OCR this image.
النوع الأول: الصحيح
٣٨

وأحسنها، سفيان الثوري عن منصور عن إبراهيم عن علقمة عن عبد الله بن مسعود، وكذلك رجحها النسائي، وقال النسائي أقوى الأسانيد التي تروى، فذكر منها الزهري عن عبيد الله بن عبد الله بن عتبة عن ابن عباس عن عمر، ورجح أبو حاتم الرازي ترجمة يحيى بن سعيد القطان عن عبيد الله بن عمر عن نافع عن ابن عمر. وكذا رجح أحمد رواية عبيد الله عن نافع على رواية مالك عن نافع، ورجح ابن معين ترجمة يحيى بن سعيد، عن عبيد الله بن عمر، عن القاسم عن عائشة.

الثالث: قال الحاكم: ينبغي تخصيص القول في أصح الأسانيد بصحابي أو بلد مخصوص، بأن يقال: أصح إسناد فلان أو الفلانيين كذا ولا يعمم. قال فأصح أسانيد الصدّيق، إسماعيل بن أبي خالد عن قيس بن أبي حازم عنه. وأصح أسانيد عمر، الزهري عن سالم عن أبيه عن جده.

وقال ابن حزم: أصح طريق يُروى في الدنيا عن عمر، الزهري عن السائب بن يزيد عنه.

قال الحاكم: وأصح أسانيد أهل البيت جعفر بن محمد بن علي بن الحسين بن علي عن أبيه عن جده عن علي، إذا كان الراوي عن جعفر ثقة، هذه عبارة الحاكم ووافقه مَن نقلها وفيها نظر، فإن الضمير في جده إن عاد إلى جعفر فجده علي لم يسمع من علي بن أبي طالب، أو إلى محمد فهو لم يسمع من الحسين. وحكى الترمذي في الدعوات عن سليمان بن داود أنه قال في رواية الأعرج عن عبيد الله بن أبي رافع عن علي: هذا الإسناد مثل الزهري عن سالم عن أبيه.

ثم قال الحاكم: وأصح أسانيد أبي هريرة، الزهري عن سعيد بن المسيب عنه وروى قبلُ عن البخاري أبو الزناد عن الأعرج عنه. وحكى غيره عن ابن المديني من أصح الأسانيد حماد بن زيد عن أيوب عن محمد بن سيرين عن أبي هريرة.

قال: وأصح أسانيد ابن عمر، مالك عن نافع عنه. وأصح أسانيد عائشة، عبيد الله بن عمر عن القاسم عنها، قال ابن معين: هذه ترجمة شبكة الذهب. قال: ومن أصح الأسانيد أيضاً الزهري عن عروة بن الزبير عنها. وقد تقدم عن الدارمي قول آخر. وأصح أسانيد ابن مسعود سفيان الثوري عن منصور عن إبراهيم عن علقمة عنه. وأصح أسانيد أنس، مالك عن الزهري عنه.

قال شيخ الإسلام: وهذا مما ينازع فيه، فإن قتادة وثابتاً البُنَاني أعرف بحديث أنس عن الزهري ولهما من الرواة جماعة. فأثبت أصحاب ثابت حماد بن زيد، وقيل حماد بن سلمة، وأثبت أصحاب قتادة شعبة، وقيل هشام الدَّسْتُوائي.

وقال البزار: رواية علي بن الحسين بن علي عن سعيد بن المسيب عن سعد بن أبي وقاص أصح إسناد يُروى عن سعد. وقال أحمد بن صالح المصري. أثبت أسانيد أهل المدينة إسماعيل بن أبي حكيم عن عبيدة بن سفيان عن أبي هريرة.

**Task**:
The records above should be restated word for word, please.

**Output below**:
OCR this image.
النوع الأول: الصحيح
٣٨

وأحسنها، سفيان الثوري عن منصور عن إبراهيم عن علقمة عن عبد الله بن مسعود، وكذلك رجحها النسائي، وقال النسائي أقوى الأسانيد التي تروى، فذكر منها الزهري عن عبيد الله بن عبد الله بن عتبة عن ابن عباس عن عمر، ورجح أبو حاتم الرازي ترجمة يحيى بن سعيد القطان عن عبيد الله بن عمر عن نافع عن ابن عمر. وكذا رجح أحمد رواية عبيد الله عن نافع على رواية مالك عن نافع، ورجح ابن معين ترجمة يحيى بن سعيد، عن عبيد الله بن عمر، عن القاسم عن عائشة.

الثالث: قال الحاكم: ينبغي تخصيص القول في أصح الأسانيد بصحابي أو بلد مخصوص، بأن يقال: أصح إسناد فلان أو الفلانيين كذا ولا يعمم. قال فأصح أسانيد الصدّيق، إسماعيل بن أبي خالد عن قيس بن أبي حازم عنه. وأصح أسانيد عمر، الزهري عن سالم عن أبيه عن جده.

وقال ابن حزم: أصح طريق يُروى في الدنيا عن عمر، الزهري عن السائب بن يزيد عنه.

قال الحاكم: وأصح أسانيد أهل البيت جعفر بن محمد بن علي بن الحسين بن علي عن أبيه عن جده عن علي، إذا كان الراوي عن جعفر ثقة، هذه عبارة الحاكم ووافقه مَن نقلها وفيها نظر، فإن الضمير في جده إن عاد إلى جعفر فجده علي لم يسمع من علي بن أبي طالب، أو إلى محمد فهو لم يسمع من الحسين. وحكى الترمذي في الدعوات عن سليمان بن داود أنه قال في رواية الأعرج عن عبيد الله بن أبي رافع عن علي: هذا الإسناد مثل الزهري عن سالم عن أبيه.

ثم قال الحاكم: وأصح أسانيد أبي هريرة، الزهري عن سعيد بن المسيب عنه وروى قبلُ عن البخاري أبو الزناد عن الأعرج عنه. وحكى غيره عن ابن المديني من أصح الأسانيد حماد بن زيد عن أيوب عن محمد بن سيرين عن أبي هريرة.

قال: وأصح أسانيد ابن عمر، مالك عن نافع عنه. وأصح أسانيد عائشة، عبيد الله بن عمر عن القاسم عنها، قال ابن معين: هذه ترجمة شبكة الذهب. قال: ومن أصح الأسانيد أيضاً الزهري عن عروة بن الزبير عنها. وقد تقدم عن الدارمي قول آخر. وأصح أسانيد ابن مسعود سفيان الثوري عن منصور عن إبراهيم عن علقمة عنه. وأصح أسانيد أنس، مالك عن الزهري عنه.

قال شيخ الإسلام: وهذا مما ينازع فيه، فإن قتادة وثابتاً البُنَاني أعرف بحديث أنس عن الزهري ولهما من الرواة جماعة. فأثبت أصحاب ثابت حماد بن زيد، وقيل حماد بن سلمة، وأثبت أصحاب قتادة شعبة، وقيل هشام الدَّسْتُوائي.

وقال البزار: رواية علي بن الحسين بن علي عن سعيد بن المسيب عن سعد بن أبي وقاص أصح إسناد يُروى عن سعد. وقال أحمد بن صالح المصري. أثبت أسانيد أهل المدينة إسماعيل بن أبي حكيم عن عبيدة بن سفيان عن أبي هريرة.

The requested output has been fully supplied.